#### [Aim]
Search the records for "title". Copy every line where it appears.
##### Data shown #####
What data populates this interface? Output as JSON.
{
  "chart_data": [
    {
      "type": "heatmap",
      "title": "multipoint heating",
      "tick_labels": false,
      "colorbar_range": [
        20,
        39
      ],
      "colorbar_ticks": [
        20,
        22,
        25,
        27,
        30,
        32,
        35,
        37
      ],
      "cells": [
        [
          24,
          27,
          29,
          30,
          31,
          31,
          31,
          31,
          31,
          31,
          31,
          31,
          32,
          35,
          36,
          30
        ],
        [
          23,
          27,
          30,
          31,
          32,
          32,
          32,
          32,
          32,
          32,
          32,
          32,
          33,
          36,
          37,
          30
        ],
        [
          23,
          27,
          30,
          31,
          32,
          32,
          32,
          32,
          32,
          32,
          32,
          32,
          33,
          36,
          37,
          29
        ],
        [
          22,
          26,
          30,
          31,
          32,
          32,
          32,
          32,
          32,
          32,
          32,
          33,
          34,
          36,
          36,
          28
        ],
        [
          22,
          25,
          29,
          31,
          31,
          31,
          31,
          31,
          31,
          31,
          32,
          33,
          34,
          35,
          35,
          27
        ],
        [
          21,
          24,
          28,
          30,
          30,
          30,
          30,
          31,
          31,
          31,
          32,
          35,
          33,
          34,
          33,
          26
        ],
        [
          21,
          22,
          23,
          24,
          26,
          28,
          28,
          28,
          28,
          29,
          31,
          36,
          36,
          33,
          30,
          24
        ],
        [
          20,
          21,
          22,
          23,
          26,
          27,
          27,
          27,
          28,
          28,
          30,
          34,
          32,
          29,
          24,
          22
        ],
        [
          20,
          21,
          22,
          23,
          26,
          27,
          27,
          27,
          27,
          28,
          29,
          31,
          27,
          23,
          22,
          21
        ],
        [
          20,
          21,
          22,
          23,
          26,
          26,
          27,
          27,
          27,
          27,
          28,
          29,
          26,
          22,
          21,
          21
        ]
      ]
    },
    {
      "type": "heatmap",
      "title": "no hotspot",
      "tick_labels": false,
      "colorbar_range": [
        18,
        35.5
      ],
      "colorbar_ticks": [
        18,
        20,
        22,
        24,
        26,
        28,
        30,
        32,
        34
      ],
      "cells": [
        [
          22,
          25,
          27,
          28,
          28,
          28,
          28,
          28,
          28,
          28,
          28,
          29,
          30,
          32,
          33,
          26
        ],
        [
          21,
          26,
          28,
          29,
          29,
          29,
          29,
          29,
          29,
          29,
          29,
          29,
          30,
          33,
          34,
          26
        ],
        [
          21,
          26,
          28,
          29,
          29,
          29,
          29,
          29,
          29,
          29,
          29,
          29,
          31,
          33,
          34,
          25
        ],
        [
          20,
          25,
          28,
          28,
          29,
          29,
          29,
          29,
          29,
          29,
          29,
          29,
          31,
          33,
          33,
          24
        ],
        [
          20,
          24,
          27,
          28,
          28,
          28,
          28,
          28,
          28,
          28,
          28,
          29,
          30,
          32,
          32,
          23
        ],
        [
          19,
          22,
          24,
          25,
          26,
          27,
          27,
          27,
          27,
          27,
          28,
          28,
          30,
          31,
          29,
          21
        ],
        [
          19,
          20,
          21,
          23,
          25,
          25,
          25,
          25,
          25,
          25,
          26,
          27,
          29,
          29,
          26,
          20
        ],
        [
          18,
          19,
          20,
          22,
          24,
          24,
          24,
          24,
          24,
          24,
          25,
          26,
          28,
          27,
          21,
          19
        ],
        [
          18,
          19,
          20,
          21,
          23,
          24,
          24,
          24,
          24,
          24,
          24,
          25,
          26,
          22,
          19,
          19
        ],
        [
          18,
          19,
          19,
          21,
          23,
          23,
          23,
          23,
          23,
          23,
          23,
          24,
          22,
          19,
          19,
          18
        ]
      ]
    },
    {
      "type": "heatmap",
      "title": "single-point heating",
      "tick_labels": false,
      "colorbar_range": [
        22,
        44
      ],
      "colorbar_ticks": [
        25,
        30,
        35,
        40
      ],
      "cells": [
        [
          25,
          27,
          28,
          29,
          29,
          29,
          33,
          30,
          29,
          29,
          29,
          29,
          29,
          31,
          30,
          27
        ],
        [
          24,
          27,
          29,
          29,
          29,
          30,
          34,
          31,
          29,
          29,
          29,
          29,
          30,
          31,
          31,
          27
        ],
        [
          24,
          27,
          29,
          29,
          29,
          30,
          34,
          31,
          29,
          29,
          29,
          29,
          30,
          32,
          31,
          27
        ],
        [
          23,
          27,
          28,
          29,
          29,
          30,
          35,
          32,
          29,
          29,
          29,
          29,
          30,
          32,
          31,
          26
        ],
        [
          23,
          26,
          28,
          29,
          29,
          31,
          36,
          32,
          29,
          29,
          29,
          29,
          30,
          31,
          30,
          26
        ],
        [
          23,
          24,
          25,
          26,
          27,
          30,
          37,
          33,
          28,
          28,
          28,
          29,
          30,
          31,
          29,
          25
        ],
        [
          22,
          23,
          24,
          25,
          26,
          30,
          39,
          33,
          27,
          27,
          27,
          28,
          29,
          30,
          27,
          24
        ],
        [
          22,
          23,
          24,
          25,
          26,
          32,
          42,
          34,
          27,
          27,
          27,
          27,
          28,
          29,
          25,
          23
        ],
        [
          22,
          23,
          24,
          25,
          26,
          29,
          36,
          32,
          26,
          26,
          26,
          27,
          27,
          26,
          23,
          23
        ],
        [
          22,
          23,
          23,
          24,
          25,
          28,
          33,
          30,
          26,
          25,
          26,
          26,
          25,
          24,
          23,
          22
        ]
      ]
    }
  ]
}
#####
#### [Result for this task]
      "title": "multipoint heating",
      "title": "no hotspot",
      "title": "single-point heating",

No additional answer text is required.